→ **Exercise**: Without the pictures, print each of the records below exactly as it appears.

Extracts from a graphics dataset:
+===+

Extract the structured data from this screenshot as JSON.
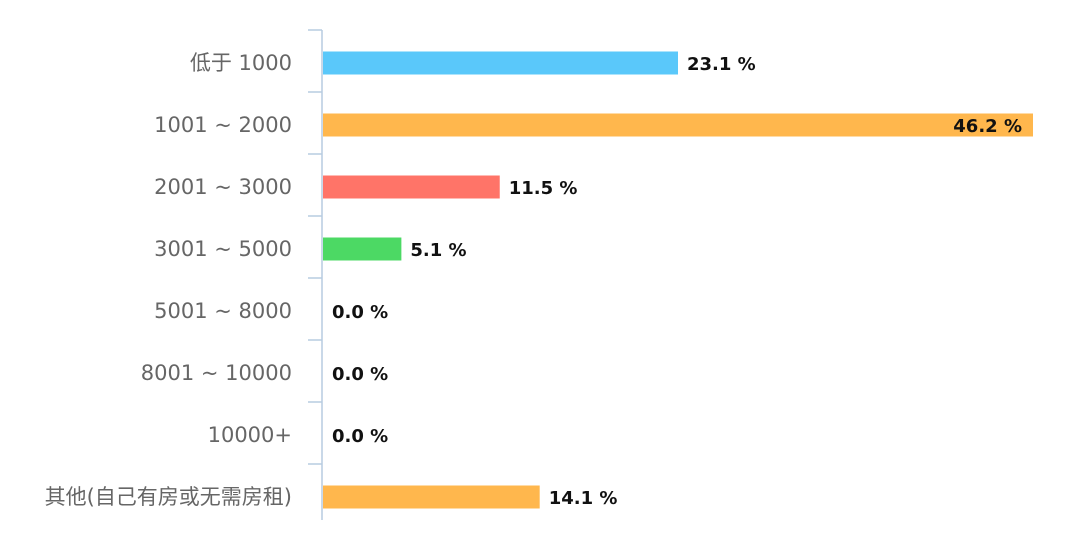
{
  "chart_data": {
    "type": "bar",
    "orientation": "horizontal",
    "categories": [
      "低于 1000",
      "1001 ~ 2000",
      "2001 ~ 3000",
      "3001 ~ 5000",
      "5001 ~ 8000",
      "8001 ~ 10000",
      "10000+",
      "其他(自己有房或无需房租)"
    ],
    "values": [
      23.1,
      46.2,
      11.5,
      5.1,
      0.0,
      0.0,
      0.0,
      14.1
    ],
    "value_labels": [
      "23.1 %",
      "46.2 %",
      "11.5 %",
      "5.1 %",
      "0.0 %",
      "0.0 %",
      "0.0 %",
      "14.1 %"
    ],
    "bar_colors": [
      "#5ac8fa",
      "#ffb74d",
      "#ff7468",
      "#4cd964",
      "#5ac8fa",
      "#5ac8fa",
      "#5ac8fa",
      "#ffb74d"
    ],
    "axis_color": "#b7cce0",
    "xlim": [
      0,
      46.2
    ],
    "grid": false,
    "title": "",
    "xlabel": "",
    "ylabel": ""
  }
}
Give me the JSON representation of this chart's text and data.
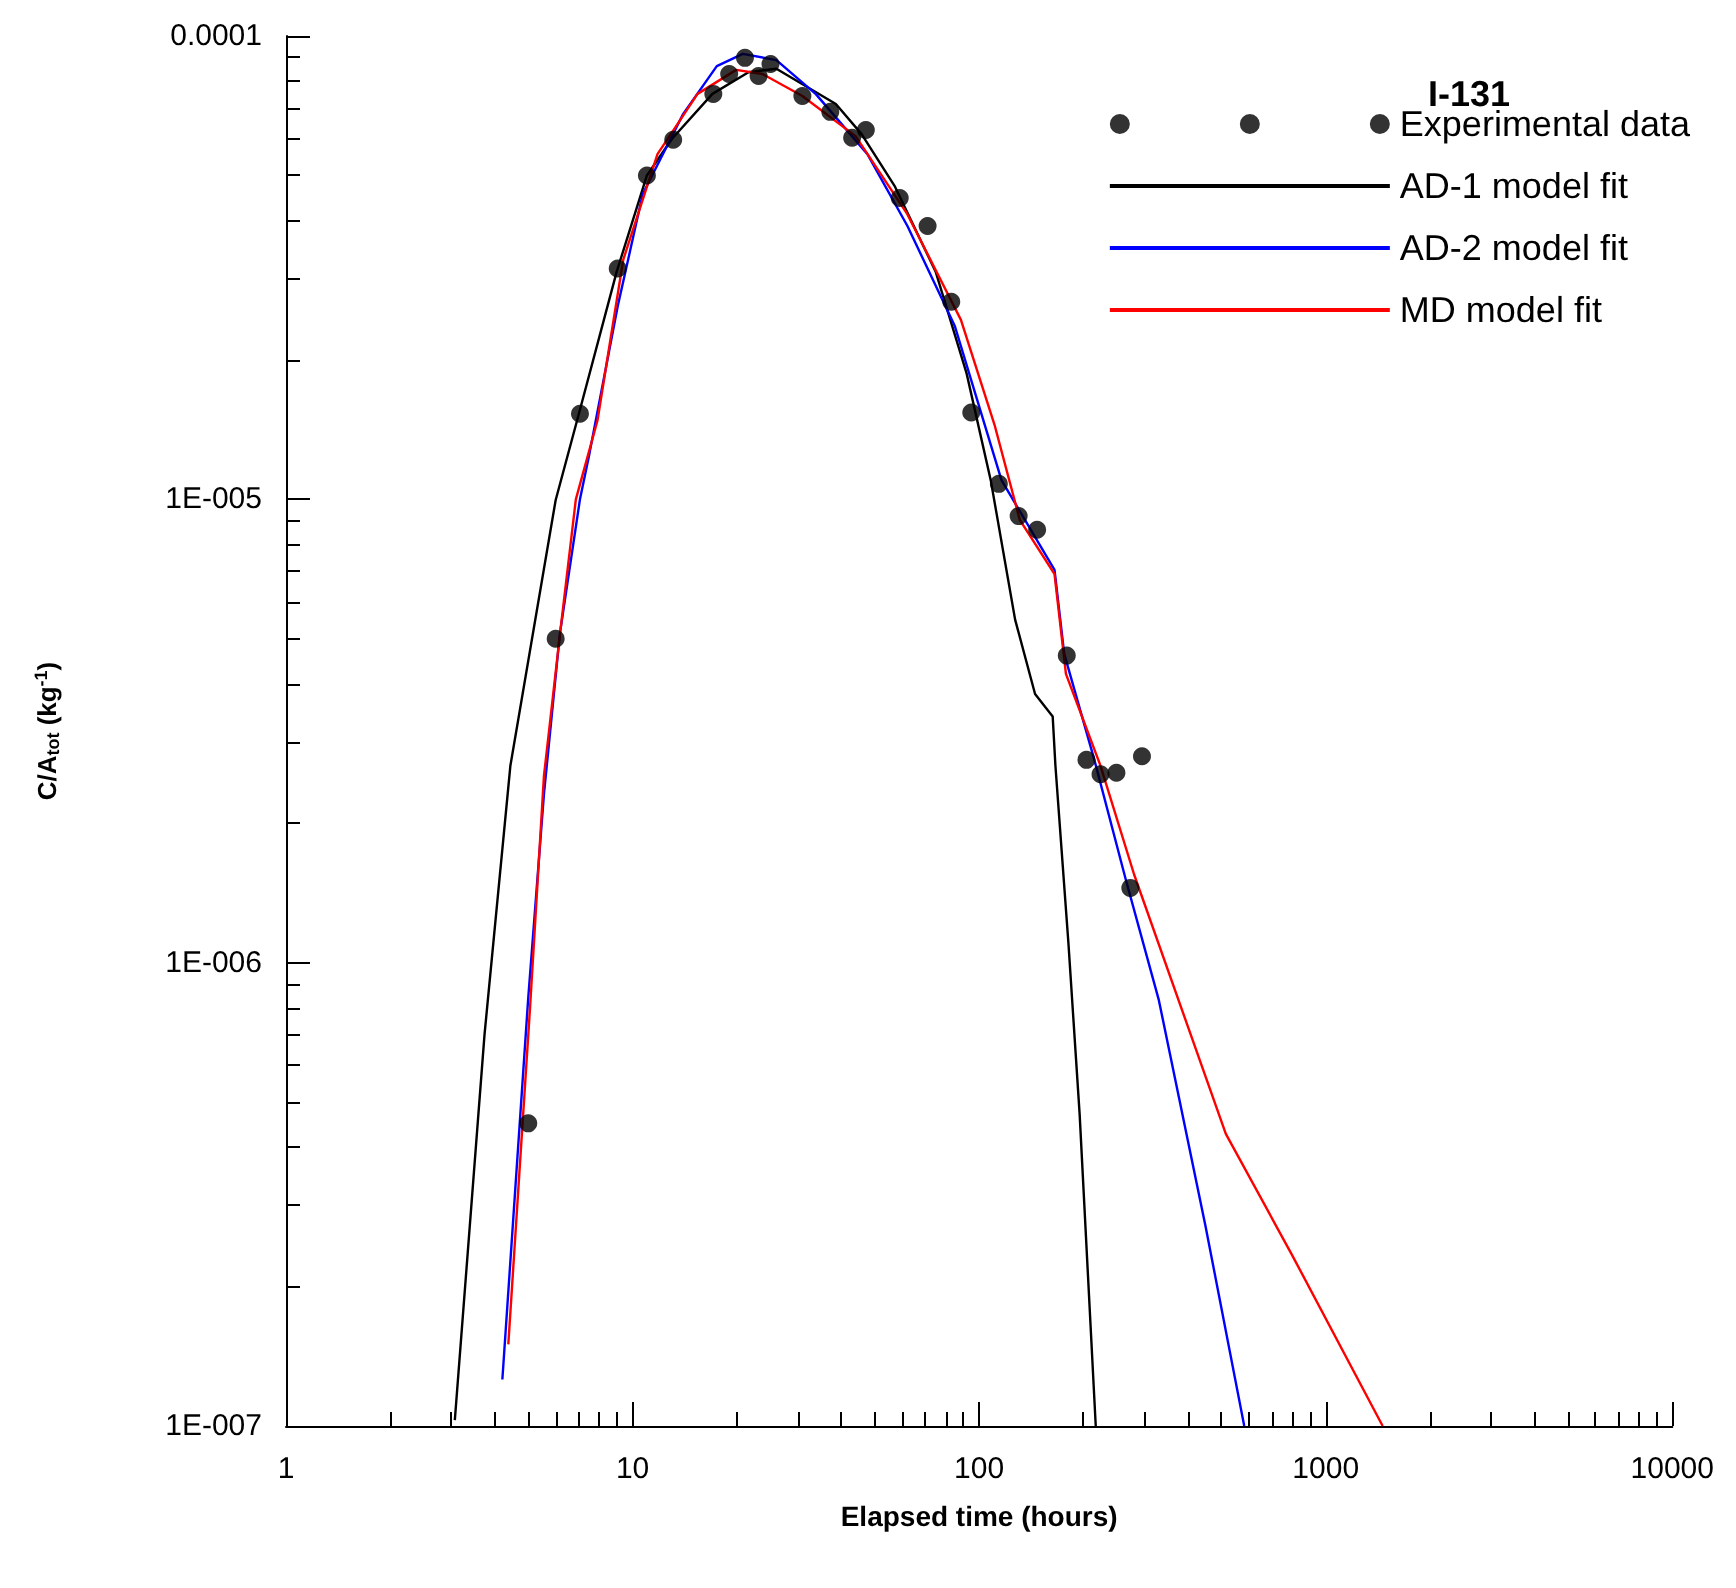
{
  "chart_data": {
    "type": "line",
    "xlabel": "Elapsed time (hours)",
    "ylabel": "C/A$_{tot}$ (kg$^{-1}$)",
    "legend_title": "I-131",
    "log": "xy",
    "grid": false,
    "legend": "top right",
    "xlim": [
      1,
      10000
    ],
    "xticks": [
      1,
      10,
      100,
      1000,
      10000
    ],
    "ylim": [
      1e-07,
      0.0001
    ],
    "yticks": [
      {
        "value": 1e-07,
        "label": "1E-007"
      },
      {
        "value": 1e-06,
        "label": "1E-006"
      },
      {
        "value": 1e-05,
        "label": "1E-005"
      },
      {
        "value": 0.0001,
        "label": "0.0001"
      }
    ],
    "series": [
      {
        "name": "Experimental data",
        "type": "scatter",
        "color": "#000000",
        "x": [
          5.0,
          6.0,
          7.05,
          9.06,
          11.0,
          13.1,
          17.1,
          19.0,
          21.1,
          23.1,
          25.0,
          30.9,
          37.2,
          43.0,
          47.1,
          59.0,
          71.0,
          83.1,
          94.9,
          114,
          130,
          147,
          179,
          204,
          224,
          249,
          273,
          295
        ],
        "values": [
          4.5e-07,
          5e-06,
          1.53e-05,
          3.15e-05,
          5e-05,
          5.97e-05,
          7.5e-05,
          8.28e-05,
          8.97e-05,
          8.2e-05,
          8.7e-05,
          7.42e-05,
          6.86e-05,
          6.03e-05,
          6.27e-05,
          4.47e-05,
          3.89e-05,
          2.67e-05,
          1.54e-05,
          1.08e-05,
          9.2e-06,
          8.6e-06,
          4.6e-06,
          2.74e-06,
          2.55e-06,
          2.57e-06,
          1.45e-06,
          2.79e-06
        ]
      },
      {
        "name": "AD-1 model fit",
        "color": "#000000",
        "x": [
          3.07,
          3.74,
          4.44,
          6.0,
          7.0,
          9.0,
          11.0,
          13.0,
          17.0,
          21.6,
          26.0,
          38.6,
          45.8,
          57,
          74.9,
          92,
          108,
          127,
          145,
          163,
          166,
          181,
          195,
          217
        ],
        "values": [
          1.03e-07,
          7e-07,
          2.66e-06,
          9.97e-06,
          1.53e-05,
          3.1e-05,
          5e-05,
          6e-05,
          7.5e-05,
          8.35e-05,
          8.5e-05,
          7.13e-05,
          6.14e-05,
          4.75e-05,
          3.1e-05,
          1.87e-05,
          1.1e-05,
          5.5e-06,
          3.8e-06,
          3.4e-06,
          2.66e-06,
          1.1e-06,
          4.7e-07,
          1e-07
        ]
      },
      {
        "name": "AD-2 model fit",
        "color": "#0000ff",
        "x": [
          4.21,
          5.0,
          5.55,
          6.17,
          7.05,
          7.5,
          9.06,
          10.7,
          14.0,
          17.5,
          20.8,
          26,
          33.8,
          47.6,
          62.1,
          85,
          116,
          165,
          176,
          215,
          265,
          330,
          450,
          582
        ],
        "values": [
          1.26e-07,
          8.4e-07,
          2.31e-06,
          5.13e-06,
          1e-05,
          1.25e-05,
          2.61e-05,
          4.56e-05,
          6.79e-05,
          8.61e-05,
          9.15e-05,
          8.87e-05,
          7.49e-05,
          5.56e-05,
          3.89e-05,
          2.37e-05,
          1.1e-05,
          7.04e-06,
          4.64e-06,
          2.74e-06,
          1.51e-06,
          8.3e-07,
          2.7e-07,
          1e-07
        ]
      },
      {
        "name": "MD model fit",
        "color": "#ff0000",
        "x": [
          4.38,
          5.06,
          5.55,
          6.17,
          6.86,
          7.92,
          9.4,
          11.8,
          15.4,
          19.9,
          23.7,
          30.9,
          44,
          62,
          88.6,
          111,
          131,
          165,
          178,
          224,
          280,
          515,
          797,
          1460
        ],
        "values": [
          1.5e-07,
          8e-07,
          2.53e-06,
          5.1e-06,
          1e-05,
          1.48e-05,
          3.29e-05,
          5.56e-05,
          7.5e-05,
          8.45e-05,
          8.28e-05,
          7.42e-05,
          6.08e-05,
          4.13e-05,
          2.44e-05,
          1.44e-05,
          9.03e-06,
          6.9e-06,
          4.2e-06,
          2.66e-06,
          1.55e-06,
          4.27e-07,
          2.35e-07,
          1e-07
        ]
      }
    ]
  }
}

+===+

→ **Response**:
Extract the structured data from this screenshot as JSON.
{
  "chart_data": {
    "type": "bar",
    "orientation": "horizontal",
    "categories": [
      "低于 1000",
      "1001 ~ 2000",
      "2001 ~ 3000",
      "3001 ~ 5000",
      "5001 ~ 8000",
      "8001 ~ 10000",
      "10000+",
      "其他(自己有房或无需房租)"
    ],
    "values": [
      23.1,
      46.2,
      11.5,
      5.1,
      0.0,
      0.0,
      0.0,
      14.1
    ],
    "value_labels": [
      "23.1 %",
      "46.2 %",
      "11.5 %",
      "5.1 %",
      "0.0 %",
      "0.0 %",
      "0.0 %",
      "14.1 %"
    ],
    "bar_colors": [
      "#5ac8fa",
      "#ffb74d",
      "#ff7468",
      "#4cd964",
      "#5ac8fa",
      "#5ac8fa",
      "#5ac8fa",
      "#ffb74d"
    ],
    "axis_color": "#b7cce0",
    "xlim": [
      0,
      46.2
    ],
    "grid": false,
    "title": "",
    "xlabel": "",
    "ylabel": ""
  }
}
Give me the JSON representation of this chart's text and data.
{
  "chart_data": {
    "type": "line",
    "xlabel": "Elapsed time (hours)",
    "ylabel": "C/A$_{tot}$ (kg$^{-1}$)",
    "legend_title": "I-131",
    "log": "xy",
    "grid": false,
    "legend": "top right",
    "xlim": [
      1,
      10000
    ],
    "xticks": [
      1,
      10,
      100,
      1000,
      10000
    ],
    "ylim": [
      1e-07,
      0.0001
    ],
    "yticks": [
      {
        "value": 1e-07,
        "label": "1E-007"
      },
      {
        "value": 1e-06,
        "label": "1E-006"
      },
      {
        "value": 1e-05,
        "label": "1E-005"
      },
      {
        "value": 0.0001,
        "label": "0.0001"
      }
    ],
    "series": [
      {
        "name": "Experimental data",
        "type": "scatter",
        "color": "#000000",
        "x": [
          5.0,
          6.0,
          7.05,
          9.06,
          11.0,
          13.1,
          17.1,
          19.0,
          21.1,
          23.1,
          25.0,
          30.9,
          37.2,
          43.0,
          47.1,
          59.0,
          71.0,
          83.1,
          94.9,
          114,
          130,
          147,
          179,
          204,
          224,
          249,
          273,
          295
        ],
        "values": [
          4.5e-07,
          5e-06,
          1.53e-05,
          3.15e-05,
          5e-05,
          5.97e-05,
          7.5e-05,
          8.28e-05,
          8.97e-05,
          8.2e-05,
          8.7e-05,
          7.42e-05,
          6.86e-05,
          6.03e-05,
          6.27e-05,
          4.47e-05,
          3.89e-05,
          2.67e-05,
          1.54e-05,
          1.08e-05,
          9.2e-06,
          8.6e-06,
          4.6e-06,
          2.74e-06,
          2.55e-06,
          2.57e-06,
          1.45e-06,
          2.79e-06
        ]
      },
      {
        "name": "AD-1 model fit",
        "color": "#000000",
        "x": [
          3.07,
          3.74,
          4.44,
          6.0,
          7.0,
          9.0,
          11.0,
          13.0,
          17.0,
          21.6,
          26.0,
          38.6,
          45.8,
          57,
          74.9,
          92,
          108,
          127,
          145,
          163,
          166,
          181,
          195,
          217
        ],
        "values": [
          1.03e-07,
          7e-07,
          2.66e-06,
          9.97e-06,
          1.53e-05,
          3.1e-05,
          5e-05,
          6e-05,
          7.5e-05,
          8.35e-05,
          8.5e-05,
          7.13e-05,
          6.14e-05,
          4.75e-05,
          3.1e-05,
          1.87e-05,
          1.1e-05,
          5.5e-06,
          3.8e-06,
          3.4e-06,
          2.66e-06,
          1.1e-06,
          4.7e-07,
          1e-07
        ]
      },
      {
        "name": "AD-2 model fit",
        "color": "#0000ff",
        "x": [
          4.21,
          5.0,
          5.55,
          6.17,
          7.05,
          7.5,
          9.06,
          10.7,
          14.0,
          17.5,
          20.8,
          26,
          33.8,
          47.6,
          62.1,
          85,
          116,
          165,
          176,
          215,
          265,
          330,
          450,
          582
        ],
        "values": [
          1.26e-07,
          8.4e-07,
          2.31e-06,
          5.13e-06,
          1e-05,
          1.25e-05,
          2.61e-05,
          4.56e-05,
          6.79e-05,
          8.61e-05,
          9.15e-05,
          8.87e-05,
          7.49e-05,
          5.56e-05,
          3.89e-05,
          2.37e-05,
          1.1e-05,
          7.04e-06,
          4.64e-06,
          2.74e-06,
          1.51e-06,
          8.3e-07,
          2.7e-07,
          1e-07
        ]
      },
      {
        "name": "MD model fit",
        "color": "#ff0000",
        "x": [
          4.38,
          5.06,
          5.55,
          6.17,
          6.86,
          7.92,
          9.4,
          11.8,
          15.4,
          19.9,
          23.7,
          30.9,
          44,
          62,
          88.6,
          111,
          131,
          165,
          178,
          224,
          280,
          515,
          797,
          1460
        ],
        "values": [
          1.5e-07,
          8e-07,
          2.53e-06,
          5.1e-06,
          1e-05,
          1.48e-05,
          3.29e-05,
          5.56e-05,
          7.5e-05,
          8.45e-05,
          8.28e-05,
          7.42e-05,
          6.08e-05,
          4.13e-05,
          2.44e-05,
          1.44e-05,
          9.03e-06,
          6.9e-06,
          4.2e-06,
          2.66e-06,
          1.55e-06,
          4.27e-07,
          2.35e-07,
          1e-07
        ]
      }
    ]
  }
}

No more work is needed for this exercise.